Skip the pictures and quote all of the lines exactly.

:: Data entries

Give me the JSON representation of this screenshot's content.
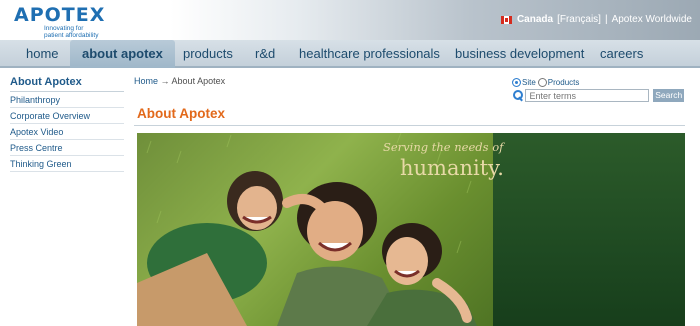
{
  "header": {
    "logo_text": "APOTEX",
    "logo_tagline_1": "Innovating for",
    "logo_tagline_2": "patient affordability",
    "country": "Canada",
    "language_link": "[Français]",
    "separator": "|",
    "worldwide_link": "Apotex Worldwide"
  },
  "nav": {
    "items": [
      {
        "label": "home"
      },
      {
        "label": "about apotex",
        "active": true
      },
      {
        "label": "products"
      },
      {
        "label": "r&d"
      },
      {
        "label": "healthcare professionals"
      },
      {
        "label": "business development"
      },
      {
        "label": "careers"
      }
    ]
  },
  "sidebar": {
    "title": "About Apotex",
    "items": [
      {
        "label": "Philanthropy"
      },
      {
        "label": "Corporate Overview"
      },
      {
        "label": "Apotex Video"
      },
      {
        "label": "Press Centre"
      },
      {
        "label": "Thinking Green"
      }
    ]
  },
  "breadcrumb": {
    "home": "Home",
    "arrow": "→",
    "current": "About Apotex"
  },
  "search": {
    "scope_site": "Site",
    "scope_products": "Products",
    "selected_scope": "Site",
    "placeholder": "Enter terms",
    "button_label": "Search"
  },
  "main": {
    "title": "About Apotex"
  },
  "hero": {
    "tagline_line1": "Serving the needs of",
    "tagline_line2": "humanity."
  },
  "colors": {
    "brand_blue": "#1f6fb2",
    "title_orange": "#e2691b",
    "panel_green": "#1f4a22",
    "tagline_gold": "#e7d9a6"
  }
}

::::

• Reply to the task
Give me the JSON representation of this screenshot's content.
{
  "header": {
    "logo_text": "APOTEX",
    "logo_tagline_1": "Innovating for",
    "logo_tagline_2": "patient affordability",
    "country": "Canada",
    "language_link": "[Français]",
    "separator": "|",
    "worldwide_link": "Apotex Worldwide"
  },
  "nav": {
    "items": [
      {
        "label": "home"
      },
      {
        "label": "about apotex",
        "active": true
      },
      {
        "label": "products"
      },
      {
        "label": "r&d"
      },
      {
        "label": "healthcare professionals"
      },
      {
        "label": "business development"
      },
      {
        "label": "careers"
      }
    ]
  },
  "sidebar": {
    "title": "About Apotex",
    "items": [
      {
        "label": "Philanthropy"
      },
      {
        "label": "Corporate Overview"
      },
      {
        "label": "Apotex Video"
      },
      {
        "label": "Press Centre"
      },
      {
        "label": "Thinking Green"
      }
    ]
  },
  "breadcrumb": {
    "home": "Home",
    "arrow": "→",
    "current": "About Apotex"
  },
  "search": {
    "scope_site": "Site",
    "scope_products": "Products",
    "selected_scope": "Site",
    "placeholder": "Enter terms",
    "button_label": "Search"
  },
  "main": {
    "title": "About Apotex"
  },
  "hero": {
    "tagline_line1": "Serving the needs of",
    "tagline_line2": "humanity."
  },
  "colors": {
    "brand_blue": "#1f6fb2",
    "title_orange": "#e2691b",
    "panel_green": "#1f4a22",
    "tagline_gold": "#e7d9a6"
  }
}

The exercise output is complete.